=== Excerpt to read ===

Sorry this was so long! It’s just that we’ve been dealing with some similar issues for a long time! It's normal behaviour, but can definitely be toned down if you want to do so. Best of luck to you and Ruby!


----------



## jjohnson (Nov 9, 2011)

Our Gus does the mean warning bark too, and I also would advise you to be careful around strangers. A dog like this is fine as long as he can bark and run away if he needs to, but if our Gus feels cornered or restrained in any way, his "flight" will turn to "fight" real quick, and he WILL bite. It hasn't happened yet because we are very careful, but the fear can quickly escalate to aggression if you aren't careful, and sounds like this might be the case. Watch her body language- hackles don't always have to up- our Gus will stand very rigidly and hold his tail very straight during his "mean" bark; his hackles aren't always up and he doesn't always growl!


----------



## Ozkar (Jul 4, 2011)

LittleLulu makes a lot of sense in her post. I tend to agree with the diagnosis and the potential solutions. Astro also has fear issues, with sometimes similar reactions to certain people. Especially if they approach without him sighting them from a distance. I use either the "friend" command if I am comfortable with him saying hello without me supervising, or the "wait" command if do not know them and want him to stay away till I say OK. Sometimes though he will continue with the barking if he is really unsure. In these cases where possible, I will stand and chat casually with the person until he works out it's OK and stops barking. I find by dealing with it there and then, it also doesn't allow the behaviour to fester and become more than it really is next outing.


----------

=== Records provided ===

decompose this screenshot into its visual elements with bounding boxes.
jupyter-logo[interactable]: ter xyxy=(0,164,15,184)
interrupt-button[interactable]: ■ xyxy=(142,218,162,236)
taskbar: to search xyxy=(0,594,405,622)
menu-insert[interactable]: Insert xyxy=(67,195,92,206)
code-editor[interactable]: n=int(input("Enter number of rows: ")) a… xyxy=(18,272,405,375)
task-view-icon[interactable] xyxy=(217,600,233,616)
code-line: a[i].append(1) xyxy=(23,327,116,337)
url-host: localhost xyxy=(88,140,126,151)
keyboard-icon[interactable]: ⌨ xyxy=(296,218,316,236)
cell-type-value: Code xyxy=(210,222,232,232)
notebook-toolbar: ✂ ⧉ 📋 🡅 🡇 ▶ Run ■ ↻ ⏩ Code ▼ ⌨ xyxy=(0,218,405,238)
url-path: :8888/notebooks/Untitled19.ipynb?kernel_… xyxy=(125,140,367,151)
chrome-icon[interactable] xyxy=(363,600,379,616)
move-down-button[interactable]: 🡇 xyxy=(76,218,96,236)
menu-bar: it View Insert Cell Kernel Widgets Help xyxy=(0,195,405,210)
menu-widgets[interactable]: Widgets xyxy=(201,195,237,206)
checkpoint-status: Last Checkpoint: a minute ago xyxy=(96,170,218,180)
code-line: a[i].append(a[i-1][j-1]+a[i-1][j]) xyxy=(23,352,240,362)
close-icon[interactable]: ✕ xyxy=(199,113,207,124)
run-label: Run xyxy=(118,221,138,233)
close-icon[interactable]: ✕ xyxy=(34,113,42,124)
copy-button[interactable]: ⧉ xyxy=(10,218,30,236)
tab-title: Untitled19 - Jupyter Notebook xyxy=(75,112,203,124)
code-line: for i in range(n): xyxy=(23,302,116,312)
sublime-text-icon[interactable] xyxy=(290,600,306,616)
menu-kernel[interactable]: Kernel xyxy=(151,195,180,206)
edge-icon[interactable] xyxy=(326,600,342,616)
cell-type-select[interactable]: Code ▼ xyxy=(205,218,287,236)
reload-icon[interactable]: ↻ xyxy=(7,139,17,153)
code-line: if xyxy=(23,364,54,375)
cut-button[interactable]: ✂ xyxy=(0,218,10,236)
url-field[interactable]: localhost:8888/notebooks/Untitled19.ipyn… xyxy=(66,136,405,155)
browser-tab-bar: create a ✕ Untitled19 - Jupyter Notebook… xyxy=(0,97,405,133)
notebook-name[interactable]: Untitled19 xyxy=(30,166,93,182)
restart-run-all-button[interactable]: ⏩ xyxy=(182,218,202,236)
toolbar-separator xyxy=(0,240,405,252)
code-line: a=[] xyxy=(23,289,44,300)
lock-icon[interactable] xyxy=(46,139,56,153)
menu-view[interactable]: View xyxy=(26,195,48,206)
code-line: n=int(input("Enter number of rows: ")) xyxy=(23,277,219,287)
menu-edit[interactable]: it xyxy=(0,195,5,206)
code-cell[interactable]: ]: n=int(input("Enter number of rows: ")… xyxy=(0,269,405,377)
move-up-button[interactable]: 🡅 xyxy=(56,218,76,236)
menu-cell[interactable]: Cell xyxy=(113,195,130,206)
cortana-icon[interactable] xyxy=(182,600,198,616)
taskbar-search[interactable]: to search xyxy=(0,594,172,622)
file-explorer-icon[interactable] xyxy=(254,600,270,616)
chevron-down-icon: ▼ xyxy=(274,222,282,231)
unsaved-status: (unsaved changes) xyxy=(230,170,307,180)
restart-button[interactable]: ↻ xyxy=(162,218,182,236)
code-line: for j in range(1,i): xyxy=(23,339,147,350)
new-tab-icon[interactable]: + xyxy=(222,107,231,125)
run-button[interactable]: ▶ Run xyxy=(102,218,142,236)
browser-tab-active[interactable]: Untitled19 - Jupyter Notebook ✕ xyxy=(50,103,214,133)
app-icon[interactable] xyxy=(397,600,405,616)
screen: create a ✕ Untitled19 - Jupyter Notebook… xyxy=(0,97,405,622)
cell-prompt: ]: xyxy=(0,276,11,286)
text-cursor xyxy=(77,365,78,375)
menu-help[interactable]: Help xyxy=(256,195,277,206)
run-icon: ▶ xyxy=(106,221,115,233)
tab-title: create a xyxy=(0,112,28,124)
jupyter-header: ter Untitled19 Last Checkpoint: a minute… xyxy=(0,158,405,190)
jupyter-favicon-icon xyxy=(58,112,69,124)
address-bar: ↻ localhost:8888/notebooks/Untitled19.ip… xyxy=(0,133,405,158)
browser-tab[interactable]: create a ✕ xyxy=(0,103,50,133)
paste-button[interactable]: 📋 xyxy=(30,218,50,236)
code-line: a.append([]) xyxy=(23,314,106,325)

===

> _What to do_
A - In the forum thread, what does jjohnson say Gus does with his tail during his "mean" bark?
B - Duplicate the part of the forum thread from "## Ozkar (Jul" up to and including "is next outing.".
C - Translate this sentence from the forum thread into Spanish: "Astro also has fear issues, with sometimes similar reactions to certain people."
The lines are separate material, unrelated to the forum thread.

> _Answers to the exercises_
A - He holds his tail very straight.

B -
## Ozkar (Jul 4, 2011)

LittleLulu makes a lot of sense in her post. I tend to agree with the diagnosis and the potential solutions. Astro also has fear issues, with sometimes similar reactions to certain people. Especially if they approach without him sighting them from a distance. I use either the "friend" command if I am comfortable with him saying hello without me supervising, or the "wait" command if do not know them and want him to stay away till I say OK. Sometimes though he will continue with the barking if he is really unsure. In these cases where possible, I will stand and chat casually with the person until he works out it's OK and stops barking. I find by dealing with it there and then, it also doesn't allow the behaviour to fester and become more than it really is next outing.

C - Astro también tiene problemas de miedo, a veces con reacciones similares ante ciertas personas.